** Text section **
# Oilfield Helping Hands Tournament - POC



## Tigerfan (Jun 20, 2010)

This years OHH tournament is Friday, August 9th in POC. This is an open tournament, you do not have to work in the oilfield to enter. Registration is available online or register at the POC Community Center on August 8. There is even a guides division. We will be giving away a boat, motor and trailer rig to some lucky fisherman. Kids are welcome and encouraged to participate.
Full details are available at: http://www.oilfieldhelpinghands.org/chapters/texas/saltwater-fishing/


----------



## Trouthunter (Dec 18, 1998)

What kind of boat motor and trailer?

TH


----------



## Tigerfan (Jun 20, 2010)

Last I heard it was a Mako starter kit worth about 15k.


----------



## mmcclure9 (Dec 19, 2011)

See yall there!


----------



## Tigerfan (Jun 20, 2010)

We still have room for more. Lots of great door prizes, food, live and silent auction, side pot. Great benefit tournament.


----------



## Tigerfan (Jun 20, 2010)

We still got some spots open, come on down! The more the merrier.


----------



## Soggy Bottom (Jun 4, 2009)

Does the stringer side pot pay more than one winner? Also how many boats normally fish it. Thanks


----------



## chandler (Jun 29, 2006)

Is the cash payout for the trout and redfish?


----------



## Tigerfan (Jun 20, 2010)

The stringer side pot is much larger payout. We will probably have 80 to 90 boats


----------



## Tigerfan (Jun 20, 2010)

Side pot pay 2 places 60/40 all money paid out. 
Only can win one fish category , what ever pays the most money. Side pot is totally separate.


----------



## Tigerfan (Jun 20, 2010)

My error, 80/20 side pot , 20 to ohh


----------



## mmcclure9 (Dec 19, 2011)

I will be in POC starting tomorrow afternoon through Friday after the tournament if anyone wants to have some cold ones.


----------



## Soggy Bottom (Jun 4, 2009)

I had a few more questions that I didn't see on the website. Is there any boundaries and is there a 25" rule on trout like some API's? Will the winners be polygraphed? Also the stringer will only pay one winner is that correct? Can you enter the same fish on the stringer and use them for your big fish in the tournament also. Thanks for info.


----------



## Tigerfan (Jun 20, 2010)

No boundaries, same fish for stringer as big fish, side pot I winner,


----------



## Tigerfan (Jun 20, 2010)

No 25" rule, state rules only, no polygraph .... Cheaters have to live with their choices.


----------

** Objective a **
Print the part of the tournament thread from "We still have" to "more the merrier.".

** Input for this task **

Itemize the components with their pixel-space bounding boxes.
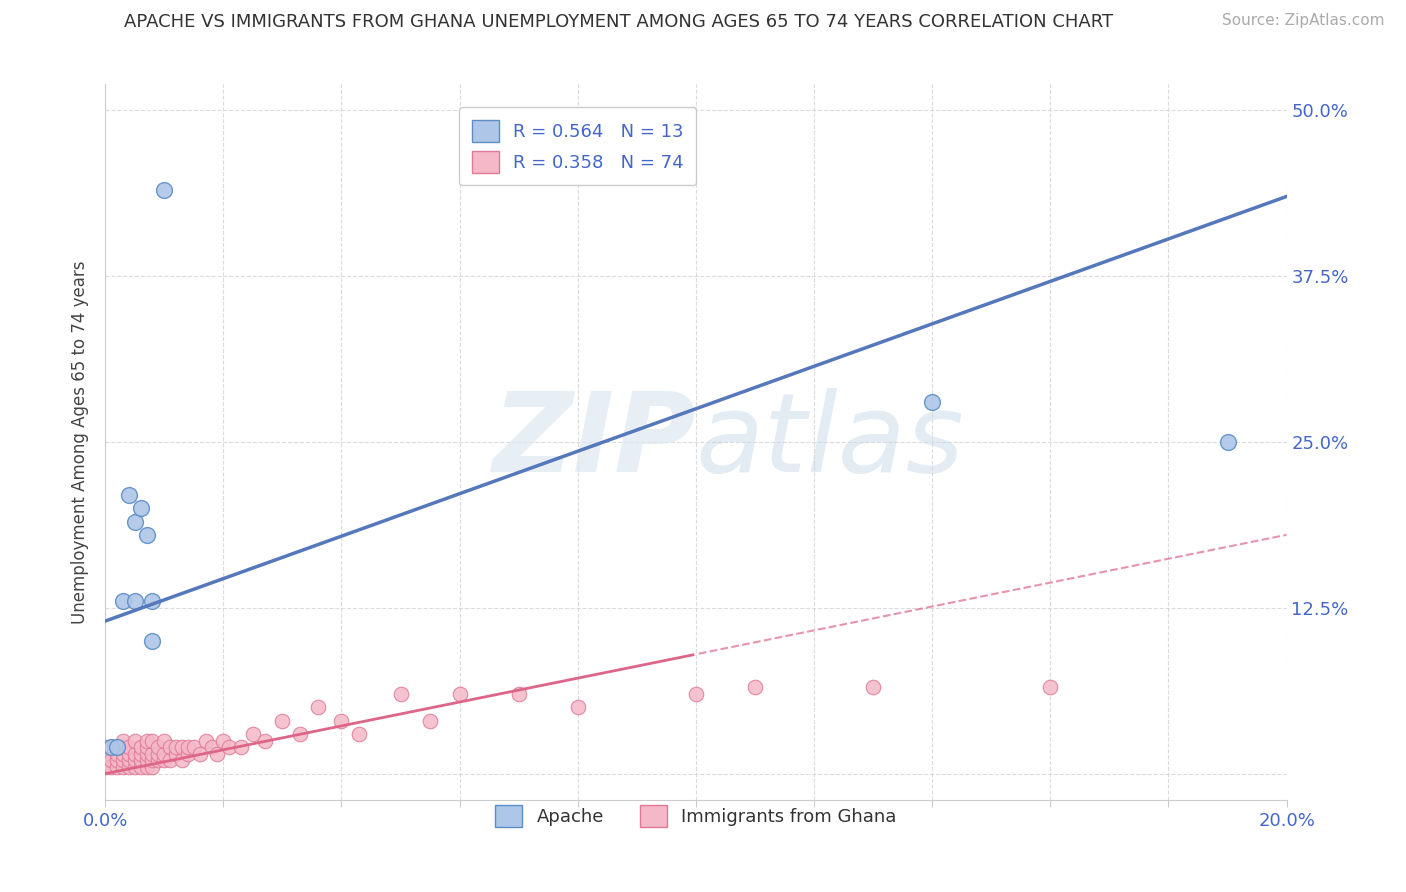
- Point: [288, 727, 311, 741]
- Point: [229, 740, 252, 755]
- Point: [129, 740, 152, 755]
- Point: [744, 681, 766, 695]
- Point: [159, 753, 181, 767]
- Point: [94, 740, 117, 755]
- Point: [170, 740, 193, 755]
- Legend: Apache, Immigrants from Ghana: Apache, Immigrants from Ghana: [488, 797, 904, 834]
- Point: [135, 747, 157, 761]
- Point: [129, 501, 152, 516]
- Point: [159, 740, 181, 755]
- Point: [165, 747, 187, 761]
- Point: [141, 634, 163, 648]
- Y-axis label: Unemployment Among Ages 65 to 74 years: Unemployment Among Ages 65 to 74 years: [72, 260, 89, 624]
- Point: [100, 740, 122, 755]
- Point: [129, 747, 152, 761]
- Point: [165, 740, 187, 755]
- Point: [135, 740, 157, 755]
- Point: [111, 753, 134, 767]
- Point: [141, 594, 163, 608]
- Point: [105, 760, 128, 774]
- Point: [100, 753, 122, 767]
- Point: [124, 594, 146, 608]
- Point: [135, 528, 157, 542]
- Point: [141, 747, 163, 761]
- Point: [135, 760, 157, 774]
- Point: [449, 687, 471, 701]
- Point: [141, 733, 163, 747]
- Point: [170, 753, 193, 767]
- Point: [118, 747, 141, 761]
- Text: ZIP: ZIP: [492, 388, 696, 495]
- Point: [105, 753, 128, 767]
- Point: [94, 753, 117, 767]
- Text: APACHE VS IMMIGRANTS FROM GHANA UNEMPLOYMENT AMONG AGES 65 TO 74 YEARS CORRELATI: APACHE VS IMMIGRANTS FROM GHANA UNEMPLOY…: [124, 13, 1114, 31]
- Point: [148, 747, 170, 761]
- Point: [153, 747, 176, 761]
- Point: [508, 687, 530, 701]
- Point: [330, 714, 353, 728]
- Point: [685, 687, 707, 701]
- Point: [129, 760, 152, 774]
- Point: [1039, 681, 1062, 695]
- Point: [111, 747, 134, 761]
- Point: [567, 700, 589, 714]
- Point: [141, 753, 163, 767]
- Point: [1216, 434, 1239, 449]
- Point: [118, 740, 141, 755]
- Point: [118, 753, 141, 767]
- Point: [94, 760, 117, 774]
- Text: atlas: atlas: [696, 388, 965, 495]
- Point: [347, 727, 370, 741]
- Point: [105, 747, 128, 761]
- Point: [200, 740, 222, 755]
- Point: [177, 747, 200, 761]
- Point: [124, 733, 146, 747]
- Point: [419, 714, 441, 728]
- Point: [921, 395, 943, 409]
- Point: [148, 753, 170, 767]
- Point: [307, 700, 329, 714]
- Point: [124, 760, 146, 774]
- Point: [212, 733, 235, 747]
- Point: [129, 753, 152, 767]
- Point: [188, 747, 211, 761]
- Point: [271, 714, 294, 728]
- Point: [124, 747, 146, 761]
- Point: [218, 740, 240, 755]
- Point: [153, 753, 176, 767]
- Point: [177, 740, 200, 755]
- Point: [207, 747, 229, 761]
- Point: [111, 594, 134, 608]
- Text: Source: ZipAtlas.com: Source: ZipAtlas.com: [1222, 13, 1385, 29]
- Point: [862, 681, 884, 695]
- Point: [105, 740, 128, 755]
- Point: [242, 727, 264, 741]
- Point: [135, 753, 157, 767]
- Point: [100, 760, 122, 774]
- Point: [124, 515, 146, 529]
- Point: [105, 740, 128, 755]
- Point: [153, 183, 176, 197]
- Point: [135, 733, 157, 747]
- Point: [141, 760, 163, 774]
- Point: [253, 733, 276, 747]
- Point: [183, 740, 205, 755]
- Point: [111, 740, 134, 755]
- Point: [194, 733, 217, 747]
- Point: [111, 760, 134, 774]
- Point: [389, 687, 412, 701]
- Point: [118, 488, 141, 502]
- Point: [124, 753, 146, 767]
- Point: [111, 733, 134, 747]
- Point: [153, 733, 176, 747]
- Point: [100, 740, 122, 755]
- Point: [118, 760, 141, 774]
- Point: [148, 740, 170, 755]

** Objective b **
Output the lines in the entries from the line with "- Point: [288, 727, 311, 741]" to the line with "- Text: APACHE", including both of those lines.

** Response a **
We still have room for more. Lots of great door prizes, food, live and silent auction, side pot. Great benefit tournament.


----------



## Tigerfan (Jun 20, 2010)

We still got some spots open, come on down! The more the merrier.

** Response b **
- Point: [288, 727, 311, 741]
- Point: [229, 740, 252, 755]
- Point: [129, 740, 152, 755]
- Point: [744, 681, 766, 695]
- Point: [159, 753, 181, 767]
- Point: [94, 740, 117, 755]
- Point: [170, 740, 193, 755]
- Legend: Apache, Immigrants from Ghana: Apache, Immigrants from Ghana: [488, 797, 904, 834]
- Point: [135, 747, 157, 761]
- Point: [129, 501, 152, 516]
- Point: [159, 740, 181, 755]
- Point: [165, 747, 187, 761]
- Point: [141, 634, 163, 648]
- Y-axis label: Unemployment Among Ages 65 to 74 years: Unemployment Among Ages 65 to 74 years: [72, 260, 89, 624]
- Point: [100, 740, 122, 755]
- Point: [129, 747, 152, 761]
- Point: [165, 740, 187, 755]
- Point: [135, 740, 157, 755]
- Point: [111, 753, 134, 767]
- Point: [141, 594, 163, 608]
- Point: [105, 760, 128, 774]
- Point: [100, 753, 122, 767]
- Point: [124, 594, 146, 608]
- Point: [135, 528, 157, 542]
- Point: [141, 747, 163, 761]
- Point: [135, 760, 157, 774]
- Point: [449, 687, 471, 701]
- Point: [141, 733, 163, 747]
- Point: [170, 753, 193, 767]
- Point: [118, 747, 141, 761]
- Text: ZIP: ZIP: [492, 388, 696, 495]
- Point: [105, 753, 128, 767]
- Point: [94, 753, 117, 767]
- Text: APACHE VS IMMIGRANTS FROM GHANA UNEMPLOYMENT AMONG AGES 65 TO 74 YEARS CORRELATI: APACHE VS IMMIGRANTS FROM GHANA UNEMPLOY…: [124, 13, 1114, 31]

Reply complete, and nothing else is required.